[Exercise prompt]:
Omit every picture and write out the rest of the records exactly.

[Supplied data]:
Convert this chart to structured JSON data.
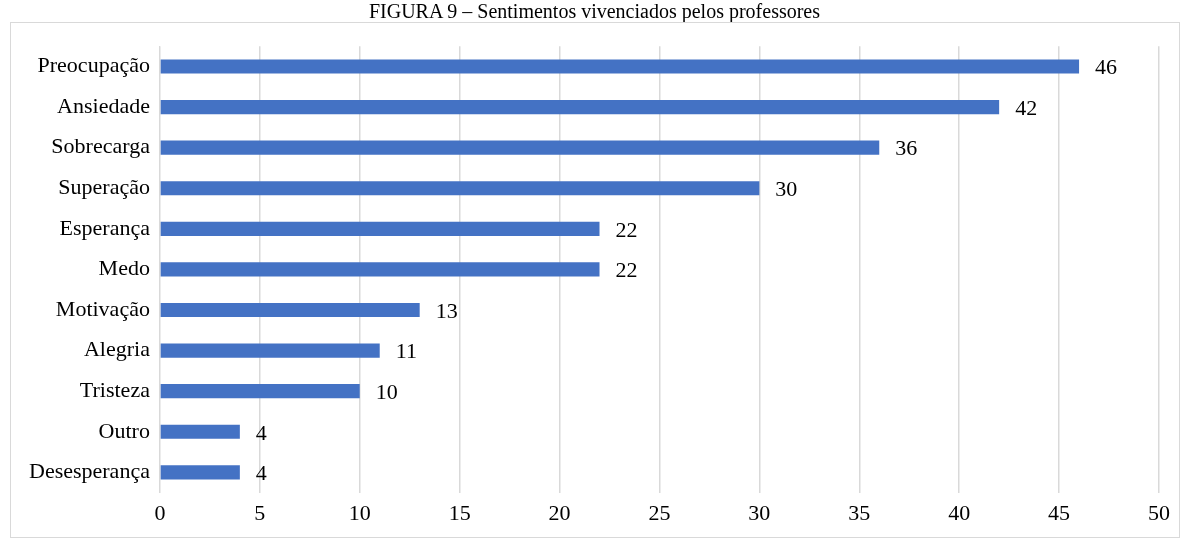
{
  "chart_data": {
    "type": "bar",
    "orientation": "horizontal",
    "title": "FIGURA 9 – Sentimentos vivenciados pelos professores",
    "categories": [
      "Preocupação",
      "Ansiedade",
      "Sobrecarga",
      "Superação",
      "Esperança",
      "Medo",
      "Motivação",
      "Alegria",
      "Tristeza",
      "Outro",
      "Desesperança"
    ],
    "values": [
      46,
      42,
      36,
      30,
      22,
      22,
      13,
      11,
      10,
      4,
      4
    ],
    "color": "#4472c4",
    "xlim": [
      0,
      50
    ],
    "xticks": [
      0,
      5,
      10,
      15,
      20,
      25,
      30,
      35,
      40,
      45,
      50
    ],
    "grid": "x",
    "data_labels": true,
    "legend": false
  }
}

[Written solution]:
Convert this chart to structured JSON data.
{
  "chart_data": {
    "type": "bar",
    "orientation": "horizontal",
    "title": "FIGURA 9 – Sentimentos vivenciados pelos professores",
    "categories": [
      "Preocupação",
      "Ansiedade",
      "Sobrecarga",
      "Superação",
      "Esperança",
      "Medo",
      "Motivação",
      "Alegria",
      "Tristeza",
      "Outro",
      "Desesperança"
    ],
    "values": [
      46,
      42,
      36,
      30,
      22,
      22,
      13,
      11,
      10,
      4,
      4
    ],
    "color": "#4472c4",
    "xlim": [
      0,
      50
    ],
    "xticks": [
      0,
      5,
      10,
      15,
      20,
      25,
      30,
      35,
      40,
      45,
      50
    ],
    "grid": "x",
    "data_labels": true,
    "legend": false
  }
}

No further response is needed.